» Records:
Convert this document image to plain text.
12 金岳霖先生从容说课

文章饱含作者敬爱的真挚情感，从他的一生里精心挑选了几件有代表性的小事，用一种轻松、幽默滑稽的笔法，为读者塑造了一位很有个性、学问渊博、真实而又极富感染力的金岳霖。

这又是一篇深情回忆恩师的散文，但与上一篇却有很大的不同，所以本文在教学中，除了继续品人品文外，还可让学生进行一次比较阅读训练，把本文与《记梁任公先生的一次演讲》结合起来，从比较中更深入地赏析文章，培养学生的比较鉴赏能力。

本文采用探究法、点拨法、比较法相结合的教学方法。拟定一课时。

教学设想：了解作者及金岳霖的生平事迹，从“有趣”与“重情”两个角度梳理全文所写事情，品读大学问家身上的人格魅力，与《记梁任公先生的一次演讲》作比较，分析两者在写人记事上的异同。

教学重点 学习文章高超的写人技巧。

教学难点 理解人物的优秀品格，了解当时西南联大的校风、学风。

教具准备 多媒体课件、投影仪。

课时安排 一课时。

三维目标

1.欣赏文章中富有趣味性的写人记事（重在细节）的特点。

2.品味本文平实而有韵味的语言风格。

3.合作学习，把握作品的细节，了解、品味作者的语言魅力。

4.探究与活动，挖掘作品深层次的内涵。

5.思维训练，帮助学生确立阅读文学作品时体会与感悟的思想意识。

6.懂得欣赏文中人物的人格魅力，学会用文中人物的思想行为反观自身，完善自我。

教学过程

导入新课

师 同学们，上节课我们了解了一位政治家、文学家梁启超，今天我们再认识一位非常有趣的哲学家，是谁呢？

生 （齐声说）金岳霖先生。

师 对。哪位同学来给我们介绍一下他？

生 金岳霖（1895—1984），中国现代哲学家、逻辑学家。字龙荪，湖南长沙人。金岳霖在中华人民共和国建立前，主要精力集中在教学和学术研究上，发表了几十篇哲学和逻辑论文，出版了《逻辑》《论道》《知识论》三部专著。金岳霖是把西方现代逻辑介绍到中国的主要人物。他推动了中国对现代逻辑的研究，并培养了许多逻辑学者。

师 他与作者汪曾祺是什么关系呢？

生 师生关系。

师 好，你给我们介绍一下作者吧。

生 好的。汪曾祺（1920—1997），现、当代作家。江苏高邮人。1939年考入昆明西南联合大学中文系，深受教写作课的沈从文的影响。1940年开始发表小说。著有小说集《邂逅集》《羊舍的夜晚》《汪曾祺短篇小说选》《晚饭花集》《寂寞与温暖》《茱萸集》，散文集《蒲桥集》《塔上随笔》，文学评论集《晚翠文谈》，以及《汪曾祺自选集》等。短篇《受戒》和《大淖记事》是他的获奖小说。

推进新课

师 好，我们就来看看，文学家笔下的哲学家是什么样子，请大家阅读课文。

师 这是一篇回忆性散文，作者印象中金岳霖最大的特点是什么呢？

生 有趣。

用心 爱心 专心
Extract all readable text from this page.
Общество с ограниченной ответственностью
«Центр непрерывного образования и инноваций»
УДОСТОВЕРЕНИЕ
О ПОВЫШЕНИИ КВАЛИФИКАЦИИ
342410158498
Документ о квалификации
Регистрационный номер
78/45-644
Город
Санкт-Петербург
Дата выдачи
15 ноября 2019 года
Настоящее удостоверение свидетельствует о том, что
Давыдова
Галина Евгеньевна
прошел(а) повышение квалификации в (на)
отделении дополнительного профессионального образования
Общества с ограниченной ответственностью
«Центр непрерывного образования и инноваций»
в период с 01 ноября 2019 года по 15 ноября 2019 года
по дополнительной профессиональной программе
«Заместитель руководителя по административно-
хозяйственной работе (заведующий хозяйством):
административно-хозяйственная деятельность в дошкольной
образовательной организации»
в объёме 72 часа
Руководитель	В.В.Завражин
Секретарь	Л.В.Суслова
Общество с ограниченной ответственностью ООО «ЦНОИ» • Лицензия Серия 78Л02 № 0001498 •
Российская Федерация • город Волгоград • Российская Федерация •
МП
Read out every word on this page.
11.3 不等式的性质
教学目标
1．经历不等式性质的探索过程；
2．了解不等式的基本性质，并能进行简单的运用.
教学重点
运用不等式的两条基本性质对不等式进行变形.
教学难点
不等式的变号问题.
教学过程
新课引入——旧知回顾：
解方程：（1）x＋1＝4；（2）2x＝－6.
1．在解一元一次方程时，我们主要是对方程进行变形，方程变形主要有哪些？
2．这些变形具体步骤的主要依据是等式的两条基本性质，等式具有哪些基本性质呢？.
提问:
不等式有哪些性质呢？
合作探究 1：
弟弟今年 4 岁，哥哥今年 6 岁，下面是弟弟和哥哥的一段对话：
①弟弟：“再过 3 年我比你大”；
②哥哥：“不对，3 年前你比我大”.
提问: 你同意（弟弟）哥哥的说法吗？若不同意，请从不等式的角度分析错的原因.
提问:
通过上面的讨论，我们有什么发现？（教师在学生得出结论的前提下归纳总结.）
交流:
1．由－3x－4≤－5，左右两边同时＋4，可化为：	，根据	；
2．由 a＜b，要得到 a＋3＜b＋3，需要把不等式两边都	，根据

» The task:
Nothing in the listing may be changed; retype it all exactly.

» Finished exercise:
Convert this document image to plain text.
12 金岳霖先生从容说课

文章饱含作者敬爱的真挚情感，从他的一生里精心挑选了几件有代表性的小事，用一种轻松、幽默滑稽的笔法，为读者塑造了一位很有个性、学问渊博、真实而又极富感染力的金岳霖。

这又是一篇深情回忆恩师的散文，但与上一篇却有很大的不同，所以本文在教学中，除了继续品人品文外，还可让学生进行一次比较阅读训练，把本文与《记梁任公先生的一次演讲》结合起来，从比较中更深入地赏析文章，培养学生的比较鉴赏能力。

本文采用探究法、点拨法、比较法相结合的教学方法。拟定一课时。

教学设想：了解作者及金岳霖的生平事迹，从“有趣”与“重情”两个角度梳理全文所写事情，品读大学问家身上的人格魅力，与《记梁任公先生的一次演讲》作比较，分析两者在写人记事上的异同。

教学重点 学习文章高超的写人技巧。

教学难点 理解人物的优秀品格，了解当时西南联大的校风、学风。

教具准备 多媒体课件、投影仪。

课时安排 一课时。

三维目标

1.欣赏文章中富有趣味性的写人记事（重在细节）的特点。

2.品味本文平实而有韵味的语言风格。

3.合作学习，把握作品的细节，了解、品味作者的语言魅力。

4.探究与活动，挖掘作品深层次的内涵。

5.思维训练，帮助学生确立阅读文学作品时体会与感悟的思想意识。

6.懂得欣赏文中人物的人格魅力，学会用文中人物的思想行为反观自身，完善自我。

教学过程

导入新课

师 同学们，上节课我们了解了一位政治家、文学家梁启超，今天我们再认识一位非常有趣的哲学家，是谁呢？

生 （齐声说）金岳霖先生。

师 对。哪位同学来给我们介绍一下他？

生 金岳霖（1895—1984），中国现代哲学家、逻辑学家。字龙荪，湖南长沙人。金岳霖在中华人民共和国建立前，主要精力集中在教学和学术研究上，发表了几十篇哲学和逻辑论文，出版了《逻辑》《论道》《知识论》三部专著。金岳霖是把西方现代逻辑介绍到中国的主要人物。他推动了中国对现代逻辑的研究，并培养了许多逻辑学者。

师 他与作者汪曾祺是什么关系呢？

生 师生关系。

师 好，你给我们介绍一下作者吧。

生 好的。汪曾祺（1920—1997），现、当代作家。江苏高邮人。1939年考入昆明西南联合大学中文系，深受教写作课的沈从文的影响。1940年开始发表小说。著有小说集《邂逅集》《羊舍的夜晚》《汪曾祺短篇小说选》《晚饭花集》《寂寞与温暖》《茱萸集》，散文集《蒲桥集》《塔上随笔》，文学评论集《晚翠文谈》，以及《汪曾祺自选集》等。短篇《受戒》和《大淖记事》是他的获奖小说。

推进新课

师 好，我们就来看看，文学家笔下的哲学家是什么样子，请大家阅读课文。

师 这是一篇回忆性散文，作者印象中金岳霖最大的特点是什么呢？

生 有趣。

用心 爱心 专心
Extract all readable text from this page.
Общество с ограниченной ответственностью
«Центр непрерывного образования и инноваций»
УДОСТОВЕРЕНИЕ
О ПОВЫШЕНИИ КВАЛИФИКАЦИИ
342410158498
Документ о квалификации
Регистрационный номер
78/45-644
Город
Санкт-Петербург
Дата выдачи
15 ноября 2019 года
Настоящее удостоверение свидетельствует о том, что
Давыдова
Галина Евгеньевна
прошел(а) повышение квалификации в (на)
отделении дополнительного профессионального образования
Общества с ограниченной ответственностью
«Центр непрерывного образования и инноваций»
в период с 01 ноября 2019 года по 15 ноября 2019 года
по дополнительной профессиональной программе
«Заместитель руководителя по административно-
хозяйственной работе (заведующий хозяйством):
административно-хозяйственная деятельность в дошкольной
образовательной организации»
в объёме 72 часа
Руководитель	В.В.Завражин
Секретарь	Л.В.Суслова
Общество с ограниченной ответственностью ООО «ЦНОИ» • Лицензия Серия 78Л02 № 0001498 •
Российская Федерация • город Волгоград • Российская Федерация •
МП
Read out every word on this page.
11.3 不等式的性质
教学目标
1．经历不等式性质的探索过程；
2．了解不等式的基本性质，并能进行简单的运用.
教学重点
运用不等式的两条基本性质对不等式进行变形.
教学难点
不等式的变号问题.
教学过程
新课引入——旧知回顾：
解方程：（1）x＋1＝4；（2）2x＝－6.
1．在解一元一次方程时，我们主要是对方程进行变形，方程变形主要有哪些？
2．这些变形具体步骤的主要依据是等式的两条基本性质，等式具有哪些基本性质呢？.
提问:
不等式有哪些性质呢？
合作探究 1：
弟弟今年 4 岁，哥哥今年 6 岁，下面是弟弟和哥哥的一段对话：
①弟弟：“再过 3 年我比你大”；
②哥哥：“不对，3 年前你比我大”.
提问: 你同意（弟弟）哥哥的说法吗？若不同意，请从不等式的角度分析错的原因.
提问:
通过上面的讨论，我们有什么发现？（教师在学生得出结论的前提下归纳总结.）
交流:
1．由－3x－4≤－5，左右两边同时＋4，可化为：	，根据	；
2．由 a＜b，要得到 a＋3＜b＋3，需要把不等式两边都	，根据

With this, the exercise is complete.